## What you need to do
In the listing that follows, count each line where the word "image" appears; write nothing but the count.

[BEGIN Task material]

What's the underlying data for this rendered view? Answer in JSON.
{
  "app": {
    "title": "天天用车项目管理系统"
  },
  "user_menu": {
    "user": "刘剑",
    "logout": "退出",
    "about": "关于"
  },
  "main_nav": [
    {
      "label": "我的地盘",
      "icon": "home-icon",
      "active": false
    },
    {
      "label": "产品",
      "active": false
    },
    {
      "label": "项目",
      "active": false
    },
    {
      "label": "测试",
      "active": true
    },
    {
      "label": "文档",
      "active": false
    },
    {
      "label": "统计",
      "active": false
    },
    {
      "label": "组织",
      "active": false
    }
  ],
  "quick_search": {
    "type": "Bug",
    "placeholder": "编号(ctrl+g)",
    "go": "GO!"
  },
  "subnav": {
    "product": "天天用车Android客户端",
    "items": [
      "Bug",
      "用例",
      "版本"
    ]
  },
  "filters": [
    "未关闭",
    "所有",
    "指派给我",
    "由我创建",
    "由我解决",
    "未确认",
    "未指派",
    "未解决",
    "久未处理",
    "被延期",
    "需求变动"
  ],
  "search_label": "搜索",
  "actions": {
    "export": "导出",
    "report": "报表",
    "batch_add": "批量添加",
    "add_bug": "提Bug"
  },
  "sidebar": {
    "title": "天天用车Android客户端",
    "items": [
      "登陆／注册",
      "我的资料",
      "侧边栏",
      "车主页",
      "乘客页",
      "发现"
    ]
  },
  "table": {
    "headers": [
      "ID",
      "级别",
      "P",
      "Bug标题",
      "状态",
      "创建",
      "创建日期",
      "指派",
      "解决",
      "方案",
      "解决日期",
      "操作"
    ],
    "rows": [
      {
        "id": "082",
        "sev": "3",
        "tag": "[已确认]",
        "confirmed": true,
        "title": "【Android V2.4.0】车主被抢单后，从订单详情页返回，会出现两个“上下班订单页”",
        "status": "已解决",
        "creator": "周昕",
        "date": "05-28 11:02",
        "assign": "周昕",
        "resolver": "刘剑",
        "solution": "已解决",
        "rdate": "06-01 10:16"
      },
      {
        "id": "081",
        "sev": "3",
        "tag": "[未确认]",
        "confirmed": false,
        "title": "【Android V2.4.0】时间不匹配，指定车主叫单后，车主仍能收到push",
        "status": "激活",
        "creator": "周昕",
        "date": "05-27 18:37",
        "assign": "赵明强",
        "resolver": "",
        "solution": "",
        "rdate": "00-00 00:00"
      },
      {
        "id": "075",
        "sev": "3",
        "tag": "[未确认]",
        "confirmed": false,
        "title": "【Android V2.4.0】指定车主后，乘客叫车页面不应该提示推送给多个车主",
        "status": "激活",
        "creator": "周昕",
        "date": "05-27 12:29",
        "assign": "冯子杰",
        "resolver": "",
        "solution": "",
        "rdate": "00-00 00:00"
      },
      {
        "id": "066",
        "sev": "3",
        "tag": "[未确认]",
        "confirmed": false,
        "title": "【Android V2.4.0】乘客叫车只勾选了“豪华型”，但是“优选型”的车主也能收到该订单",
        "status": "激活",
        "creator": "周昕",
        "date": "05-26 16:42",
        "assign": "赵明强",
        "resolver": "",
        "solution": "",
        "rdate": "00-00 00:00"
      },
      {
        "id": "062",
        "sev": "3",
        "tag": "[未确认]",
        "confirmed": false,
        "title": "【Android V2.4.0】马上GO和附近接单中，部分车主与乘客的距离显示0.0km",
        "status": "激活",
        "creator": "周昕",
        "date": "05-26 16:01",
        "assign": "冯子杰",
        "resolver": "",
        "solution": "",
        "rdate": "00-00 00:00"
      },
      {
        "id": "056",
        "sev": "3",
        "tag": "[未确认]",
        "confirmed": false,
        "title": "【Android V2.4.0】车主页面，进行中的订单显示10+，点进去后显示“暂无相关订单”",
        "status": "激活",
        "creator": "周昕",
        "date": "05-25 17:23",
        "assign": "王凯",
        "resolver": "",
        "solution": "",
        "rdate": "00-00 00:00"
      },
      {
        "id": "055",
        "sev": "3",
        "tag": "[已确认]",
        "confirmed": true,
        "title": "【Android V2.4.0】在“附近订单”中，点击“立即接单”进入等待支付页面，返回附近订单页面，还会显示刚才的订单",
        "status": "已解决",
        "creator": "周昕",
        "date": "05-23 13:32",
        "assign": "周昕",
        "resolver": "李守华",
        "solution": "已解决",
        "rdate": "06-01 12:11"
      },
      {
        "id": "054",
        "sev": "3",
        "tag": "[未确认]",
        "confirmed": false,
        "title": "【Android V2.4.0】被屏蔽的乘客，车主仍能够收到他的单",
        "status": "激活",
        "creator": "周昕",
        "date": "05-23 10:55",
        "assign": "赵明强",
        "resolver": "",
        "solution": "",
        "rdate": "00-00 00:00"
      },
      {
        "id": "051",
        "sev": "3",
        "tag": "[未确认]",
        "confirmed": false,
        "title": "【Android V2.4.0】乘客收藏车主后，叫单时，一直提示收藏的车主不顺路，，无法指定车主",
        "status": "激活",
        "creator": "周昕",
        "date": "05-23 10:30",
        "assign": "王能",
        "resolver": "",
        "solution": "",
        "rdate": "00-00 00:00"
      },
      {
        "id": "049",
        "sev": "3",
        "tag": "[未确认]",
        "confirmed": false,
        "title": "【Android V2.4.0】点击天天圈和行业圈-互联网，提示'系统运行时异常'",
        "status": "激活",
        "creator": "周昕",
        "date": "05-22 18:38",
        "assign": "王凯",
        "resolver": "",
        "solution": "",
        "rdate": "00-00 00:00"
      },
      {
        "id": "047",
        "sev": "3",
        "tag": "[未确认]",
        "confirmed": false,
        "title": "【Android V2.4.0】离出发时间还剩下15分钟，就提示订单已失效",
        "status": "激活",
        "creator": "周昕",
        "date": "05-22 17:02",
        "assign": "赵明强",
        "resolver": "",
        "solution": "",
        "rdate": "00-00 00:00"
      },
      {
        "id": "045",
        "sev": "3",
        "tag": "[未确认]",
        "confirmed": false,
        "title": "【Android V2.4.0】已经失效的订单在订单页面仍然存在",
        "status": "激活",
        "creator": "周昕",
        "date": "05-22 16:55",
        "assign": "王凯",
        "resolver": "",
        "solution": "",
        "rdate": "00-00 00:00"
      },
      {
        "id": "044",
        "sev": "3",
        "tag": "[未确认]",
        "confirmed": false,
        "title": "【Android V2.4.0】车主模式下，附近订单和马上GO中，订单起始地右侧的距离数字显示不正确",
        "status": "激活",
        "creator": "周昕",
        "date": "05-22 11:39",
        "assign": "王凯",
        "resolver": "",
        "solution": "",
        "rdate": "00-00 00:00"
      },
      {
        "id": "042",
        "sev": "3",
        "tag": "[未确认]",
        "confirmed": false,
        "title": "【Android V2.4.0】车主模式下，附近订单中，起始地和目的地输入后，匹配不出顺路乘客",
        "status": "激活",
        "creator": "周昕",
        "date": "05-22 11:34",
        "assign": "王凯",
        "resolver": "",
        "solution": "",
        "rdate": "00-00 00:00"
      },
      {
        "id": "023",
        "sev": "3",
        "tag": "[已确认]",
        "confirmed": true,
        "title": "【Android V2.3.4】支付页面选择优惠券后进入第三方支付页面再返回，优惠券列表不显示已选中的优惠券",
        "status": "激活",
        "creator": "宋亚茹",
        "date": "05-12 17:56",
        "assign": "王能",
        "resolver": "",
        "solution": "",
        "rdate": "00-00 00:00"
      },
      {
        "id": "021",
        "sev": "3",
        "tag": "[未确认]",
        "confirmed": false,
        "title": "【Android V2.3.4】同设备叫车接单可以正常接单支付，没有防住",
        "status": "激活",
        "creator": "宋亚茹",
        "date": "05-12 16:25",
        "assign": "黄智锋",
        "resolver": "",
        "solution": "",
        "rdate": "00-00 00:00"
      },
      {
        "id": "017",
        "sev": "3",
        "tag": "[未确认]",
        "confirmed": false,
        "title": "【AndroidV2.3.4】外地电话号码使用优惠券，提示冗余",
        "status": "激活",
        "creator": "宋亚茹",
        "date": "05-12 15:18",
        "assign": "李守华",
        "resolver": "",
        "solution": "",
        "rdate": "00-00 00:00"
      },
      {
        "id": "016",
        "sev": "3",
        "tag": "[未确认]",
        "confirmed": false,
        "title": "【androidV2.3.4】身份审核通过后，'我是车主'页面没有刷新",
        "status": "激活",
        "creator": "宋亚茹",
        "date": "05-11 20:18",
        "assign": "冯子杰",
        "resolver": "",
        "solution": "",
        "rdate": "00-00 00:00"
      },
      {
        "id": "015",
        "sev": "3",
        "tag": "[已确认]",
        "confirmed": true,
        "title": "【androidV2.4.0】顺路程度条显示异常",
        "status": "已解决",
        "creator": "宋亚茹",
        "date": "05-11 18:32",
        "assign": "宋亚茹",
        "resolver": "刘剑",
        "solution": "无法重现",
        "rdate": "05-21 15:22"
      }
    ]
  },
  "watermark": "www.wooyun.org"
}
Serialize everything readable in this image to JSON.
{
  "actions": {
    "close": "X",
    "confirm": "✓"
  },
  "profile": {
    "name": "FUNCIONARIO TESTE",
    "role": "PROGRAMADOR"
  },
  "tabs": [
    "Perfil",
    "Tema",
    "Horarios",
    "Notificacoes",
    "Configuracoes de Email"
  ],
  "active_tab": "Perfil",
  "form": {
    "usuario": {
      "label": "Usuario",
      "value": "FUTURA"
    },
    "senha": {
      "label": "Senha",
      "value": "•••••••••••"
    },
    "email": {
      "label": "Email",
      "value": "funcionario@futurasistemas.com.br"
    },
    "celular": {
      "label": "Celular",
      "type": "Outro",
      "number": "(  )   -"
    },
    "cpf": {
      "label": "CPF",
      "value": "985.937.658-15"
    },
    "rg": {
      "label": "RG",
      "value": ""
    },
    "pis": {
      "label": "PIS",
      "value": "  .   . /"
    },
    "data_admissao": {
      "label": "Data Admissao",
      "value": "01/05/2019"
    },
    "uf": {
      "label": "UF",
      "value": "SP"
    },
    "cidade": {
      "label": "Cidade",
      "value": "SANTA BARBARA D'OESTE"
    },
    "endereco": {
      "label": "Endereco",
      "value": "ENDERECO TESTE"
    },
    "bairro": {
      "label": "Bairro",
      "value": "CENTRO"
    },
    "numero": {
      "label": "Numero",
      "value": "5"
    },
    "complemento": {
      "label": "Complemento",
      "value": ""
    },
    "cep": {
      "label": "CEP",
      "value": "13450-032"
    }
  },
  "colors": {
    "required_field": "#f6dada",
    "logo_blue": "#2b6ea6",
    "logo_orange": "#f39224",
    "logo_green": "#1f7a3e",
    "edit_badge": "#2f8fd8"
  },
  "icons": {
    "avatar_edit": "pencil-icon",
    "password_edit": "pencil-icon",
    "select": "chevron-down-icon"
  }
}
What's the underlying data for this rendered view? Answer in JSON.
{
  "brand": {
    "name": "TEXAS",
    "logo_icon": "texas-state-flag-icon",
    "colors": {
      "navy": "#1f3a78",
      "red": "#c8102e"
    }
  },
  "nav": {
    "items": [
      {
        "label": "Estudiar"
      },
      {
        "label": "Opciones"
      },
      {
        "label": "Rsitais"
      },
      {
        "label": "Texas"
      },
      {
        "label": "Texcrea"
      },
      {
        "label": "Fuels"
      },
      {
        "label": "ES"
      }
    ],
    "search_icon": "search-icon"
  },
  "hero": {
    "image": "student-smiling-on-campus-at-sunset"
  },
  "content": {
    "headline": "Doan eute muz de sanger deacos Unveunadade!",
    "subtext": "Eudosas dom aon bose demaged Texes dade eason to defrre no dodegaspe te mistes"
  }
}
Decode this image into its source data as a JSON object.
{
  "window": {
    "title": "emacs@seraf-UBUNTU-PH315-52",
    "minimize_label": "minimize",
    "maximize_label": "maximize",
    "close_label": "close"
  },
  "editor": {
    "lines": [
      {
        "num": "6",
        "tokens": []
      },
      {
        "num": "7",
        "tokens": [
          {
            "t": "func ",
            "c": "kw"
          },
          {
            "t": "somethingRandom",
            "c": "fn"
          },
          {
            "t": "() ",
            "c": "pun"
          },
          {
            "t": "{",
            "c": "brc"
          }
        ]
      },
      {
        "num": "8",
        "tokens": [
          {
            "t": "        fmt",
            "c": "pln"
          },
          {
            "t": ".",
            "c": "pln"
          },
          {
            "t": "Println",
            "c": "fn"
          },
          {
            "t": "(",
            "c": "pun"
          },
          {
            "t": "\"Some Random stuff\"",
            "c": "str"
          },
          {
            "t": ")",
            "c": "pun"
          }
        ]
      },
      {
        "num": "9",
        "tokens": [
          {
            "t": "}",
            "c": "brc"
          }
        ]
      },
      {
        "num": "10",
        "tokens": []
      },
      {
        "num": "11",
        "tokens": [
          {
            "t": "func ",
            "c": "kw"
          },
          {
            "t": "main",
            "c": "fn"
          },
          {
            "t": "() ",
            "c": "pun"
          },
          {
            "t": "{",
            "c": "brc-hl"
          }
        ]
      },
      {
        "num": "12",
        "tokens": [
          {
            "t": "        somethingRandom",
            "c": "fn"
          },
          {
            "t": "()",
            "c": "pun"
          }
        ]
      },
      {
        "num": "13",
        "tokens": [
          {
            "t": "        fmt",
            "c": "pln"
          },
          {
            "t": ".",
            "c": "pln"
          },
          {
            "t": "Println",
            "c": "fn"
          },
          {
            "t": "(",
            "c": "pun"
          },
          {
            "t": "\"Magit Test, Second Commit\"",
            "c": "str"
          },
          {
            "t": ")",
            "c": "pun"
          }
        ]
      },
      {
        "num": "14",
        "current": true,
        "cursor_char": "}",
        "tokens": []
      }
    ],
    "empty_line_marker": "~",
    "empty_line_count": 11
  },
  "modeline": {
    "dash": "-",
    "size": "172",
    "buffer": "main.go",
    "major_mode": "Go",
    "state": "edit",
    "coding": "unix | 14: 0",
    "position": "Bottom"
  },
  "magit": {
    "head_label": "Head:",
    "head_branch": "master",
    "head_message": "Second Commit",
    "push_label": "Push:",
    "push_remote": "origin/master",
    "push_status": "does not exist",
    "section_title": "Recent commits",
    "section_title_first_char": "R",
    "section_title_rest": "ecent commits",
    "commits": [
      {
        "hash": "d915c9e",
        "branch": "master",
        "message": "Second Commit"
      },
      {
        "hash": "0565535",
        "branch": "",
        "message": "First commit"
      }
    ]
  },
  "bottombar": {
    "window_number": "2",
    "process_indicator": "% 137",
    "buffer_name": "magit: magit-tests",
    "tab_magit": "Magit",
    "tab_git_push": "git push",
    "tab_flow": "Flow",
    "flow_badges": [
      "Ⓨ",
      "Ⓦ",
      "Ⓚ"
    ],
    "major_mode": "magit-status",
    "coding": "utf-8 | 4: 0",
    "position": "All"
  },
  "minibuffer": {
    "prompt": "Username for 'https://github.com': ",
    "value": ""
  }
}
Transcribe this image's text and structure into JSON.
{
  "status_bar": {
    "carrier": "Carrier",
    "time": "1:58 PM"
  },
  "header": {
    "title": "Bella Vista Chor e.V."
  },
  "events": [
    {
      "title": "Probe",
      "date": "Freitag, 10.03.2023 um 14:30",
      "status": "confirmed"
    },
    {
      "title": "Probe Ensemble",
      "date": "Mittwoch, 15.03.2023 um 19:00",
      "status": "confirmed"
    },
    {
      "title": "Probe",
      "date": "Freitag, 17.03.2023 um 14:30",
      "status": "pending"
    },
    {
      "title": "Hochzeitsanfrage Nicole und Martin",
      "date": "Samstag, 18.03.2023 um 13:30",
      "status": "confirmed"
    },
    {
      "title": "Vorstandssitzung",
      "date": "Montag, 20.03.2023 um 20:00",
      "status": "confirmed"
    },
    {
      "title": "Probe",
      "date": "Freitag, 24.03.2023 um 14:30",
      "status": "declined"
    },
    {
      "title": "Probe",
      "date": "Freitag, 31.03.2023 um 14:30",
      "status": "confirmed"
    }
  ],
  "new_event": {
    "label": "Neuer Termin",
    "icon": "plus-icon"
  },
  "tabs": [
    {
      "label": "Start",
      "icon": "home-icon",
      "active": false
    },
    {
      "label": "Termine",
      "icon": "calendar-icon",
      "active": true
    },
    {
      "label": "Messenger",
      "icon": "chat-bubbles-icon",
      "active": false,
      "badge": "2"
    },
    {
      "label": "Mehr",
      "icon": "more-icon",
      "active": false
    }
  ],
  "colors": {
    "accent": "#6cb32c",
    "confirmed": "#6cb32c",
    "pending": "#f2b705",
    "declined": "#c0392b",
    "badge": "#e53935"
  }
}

[END Task material]

## Answer for the task
4